___ RECORDED INFORMATION

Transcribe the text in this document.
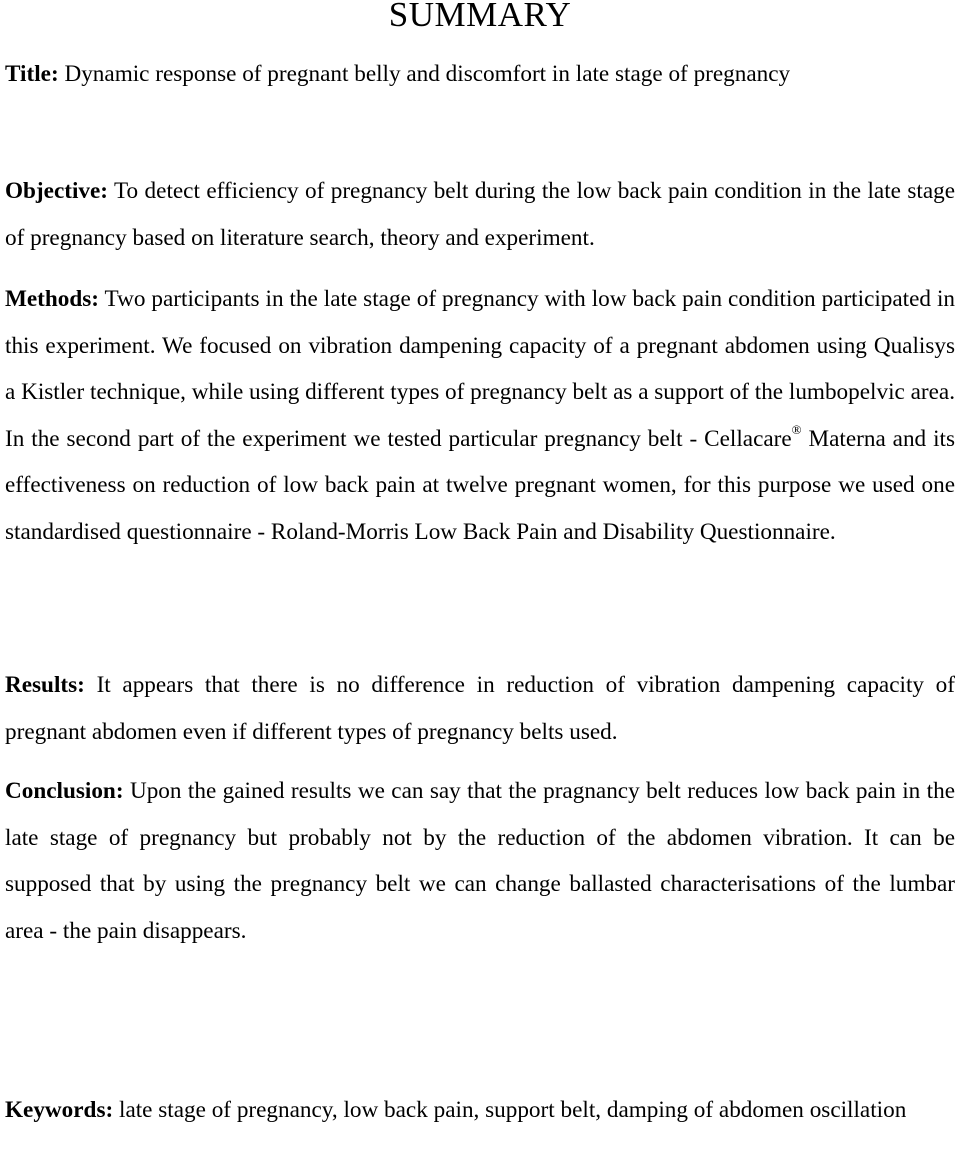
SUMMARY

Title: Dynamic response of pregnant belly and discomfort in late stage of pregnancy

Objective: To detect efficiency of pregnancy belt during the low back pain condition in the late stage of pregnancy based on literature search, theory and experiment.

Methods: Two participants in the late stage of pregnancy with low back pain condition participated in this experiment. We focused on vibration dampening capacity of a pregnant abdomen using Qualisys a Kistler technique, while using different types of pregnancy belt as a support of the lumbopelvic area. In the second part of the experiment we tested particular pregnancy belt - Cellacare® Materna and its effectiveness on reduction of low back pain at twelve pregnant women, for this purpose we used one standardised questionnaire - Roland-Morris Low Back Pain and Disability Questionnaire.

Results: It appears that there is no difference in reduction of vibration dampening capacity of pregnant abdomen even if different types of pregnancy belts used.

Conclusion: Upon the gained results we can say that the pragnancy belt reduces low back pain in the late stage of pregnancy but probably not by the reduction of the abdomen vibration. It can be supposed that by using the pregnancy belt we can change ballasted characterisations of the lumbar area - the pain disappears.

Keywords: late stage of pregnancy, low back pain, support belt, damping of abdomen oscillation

______
___ RECORDED INFORMATION

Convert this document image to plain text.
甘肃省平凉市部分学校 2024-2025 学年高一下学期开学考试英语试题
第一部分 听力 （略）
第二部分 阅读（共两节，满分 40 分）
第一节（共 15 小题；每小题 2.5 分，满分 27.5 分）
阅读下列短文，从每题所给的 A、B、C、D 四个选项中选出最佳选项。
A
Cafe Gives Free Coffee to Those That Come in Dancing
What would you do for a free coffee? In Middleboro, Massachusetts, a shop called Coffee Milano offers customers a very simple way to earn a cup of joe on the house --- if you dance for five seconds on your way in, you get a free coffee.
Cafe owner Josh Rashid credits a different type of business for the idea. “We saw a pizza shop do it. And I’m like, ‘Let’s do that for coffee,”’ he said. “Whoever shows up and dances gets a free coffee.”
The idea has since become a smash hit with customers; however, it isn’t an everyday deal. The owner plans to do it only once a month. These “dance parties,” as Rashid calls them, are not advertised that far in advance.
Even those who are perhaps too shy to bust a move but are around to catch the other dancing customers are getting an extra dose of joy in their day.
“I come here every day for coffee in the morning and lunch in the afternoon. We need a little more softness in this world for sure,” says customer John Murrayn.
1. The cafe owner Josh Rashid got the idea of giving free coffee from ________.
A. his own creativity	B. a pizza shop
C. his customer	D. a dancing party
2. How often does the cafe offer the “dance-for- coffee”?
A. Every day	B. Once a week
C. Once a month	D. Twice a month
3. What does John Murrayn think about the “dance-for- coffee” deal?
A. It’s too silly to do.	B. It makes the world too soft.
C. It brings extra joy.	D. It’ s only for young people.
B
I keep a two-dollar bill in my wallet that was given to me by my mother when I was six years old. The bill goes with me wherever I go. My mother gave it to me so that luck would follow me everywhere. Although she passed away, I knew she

______
___ RECORDED INFORMATION

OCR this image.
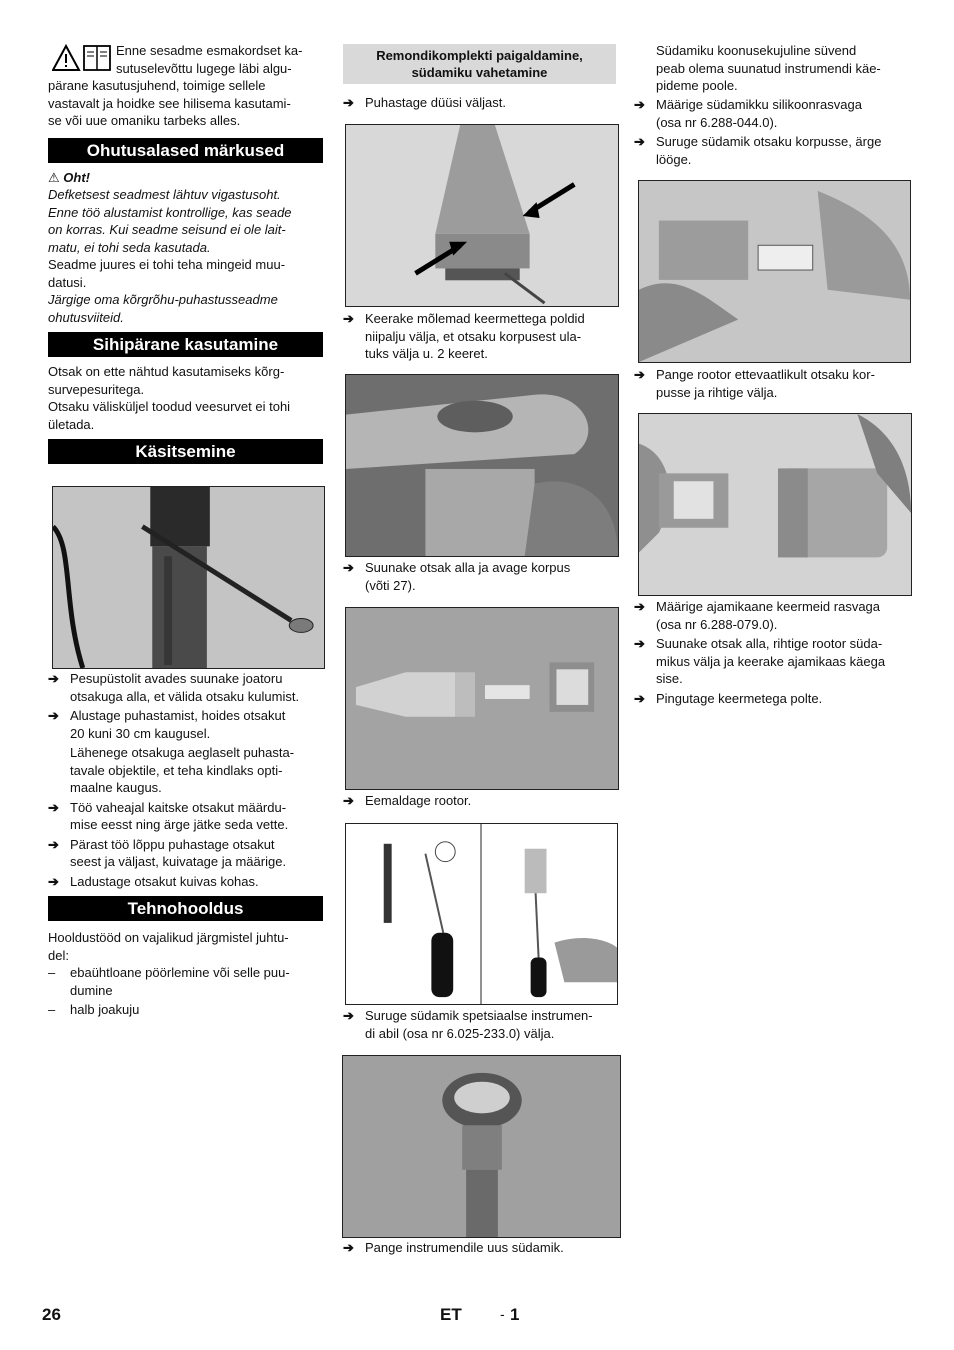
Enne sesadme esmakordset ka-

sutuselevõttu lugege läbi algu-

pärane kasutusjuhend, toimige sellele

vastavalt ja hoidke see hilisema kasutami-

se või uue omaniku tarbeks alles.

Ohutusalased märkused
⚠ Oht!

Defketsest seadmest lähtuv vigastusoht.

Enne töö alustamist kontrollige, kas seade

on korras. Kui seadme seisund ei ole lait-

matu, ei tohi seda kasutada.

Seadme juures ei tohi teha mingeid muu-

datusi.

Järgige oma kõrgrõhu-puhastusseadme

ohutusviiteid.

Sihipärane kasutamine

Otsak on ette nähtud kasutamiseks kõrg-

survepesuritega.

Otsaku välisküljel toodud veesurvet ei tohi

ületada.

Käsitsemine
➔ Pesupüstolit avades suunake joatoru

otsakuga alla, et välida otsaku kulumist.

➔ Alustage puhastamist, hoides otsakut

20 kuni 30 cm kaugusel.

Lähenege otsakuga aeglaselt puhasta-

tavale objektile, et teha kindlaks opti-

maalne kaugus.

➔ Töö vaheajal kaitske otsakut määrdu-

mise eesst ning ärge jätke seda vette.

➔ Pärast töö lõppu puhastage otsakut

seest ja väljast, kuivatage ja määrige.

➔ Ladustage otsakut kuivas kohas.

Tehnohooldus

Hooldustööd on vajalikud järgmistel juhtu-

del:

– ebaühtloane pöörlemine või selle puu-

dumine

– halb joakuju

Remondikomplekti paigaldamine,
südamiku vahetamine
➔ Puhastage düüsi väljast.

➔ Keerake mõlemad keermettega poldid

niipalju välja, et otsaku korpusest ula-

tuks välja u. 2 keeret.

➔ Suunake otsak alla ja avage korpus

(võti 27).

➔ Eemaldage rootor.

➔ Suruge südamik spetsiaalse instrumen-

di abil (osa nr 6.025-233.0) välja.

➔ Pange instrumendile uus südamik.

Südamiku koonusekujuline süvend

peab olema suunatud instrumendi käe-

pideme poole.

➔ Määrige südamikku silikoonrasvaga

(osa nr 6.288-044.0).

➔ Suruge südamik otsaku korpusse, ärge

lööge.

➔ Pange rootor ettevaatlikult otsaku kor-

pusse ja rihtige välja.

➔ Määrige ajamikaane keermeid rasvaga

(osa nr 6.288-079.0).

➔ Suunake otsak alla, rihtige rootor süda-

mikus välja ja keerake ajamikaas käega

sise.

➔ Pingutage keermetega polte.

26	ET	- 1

______

GOAL: Your task is to gather every line with the word "owner" and copy it.

SOLUTION BELOW:
Cafe owner Josh Rashid credits a different type of business for the idea. “We saw a pizza shop do it. And I’m like, ‘Let’s do that for coffee,”’ he said. “Whoever shows up and dances gets a free coffee.”
The idea has since become a smash hit with customers; however, it isn’t an everyday deal. The owner plans to do it only once a month. These “dance parties,” as Rashid calls them, are not advertised that far in advance.
1. The cafe owner Josh Rashid got the idea of giving free coffee from ________.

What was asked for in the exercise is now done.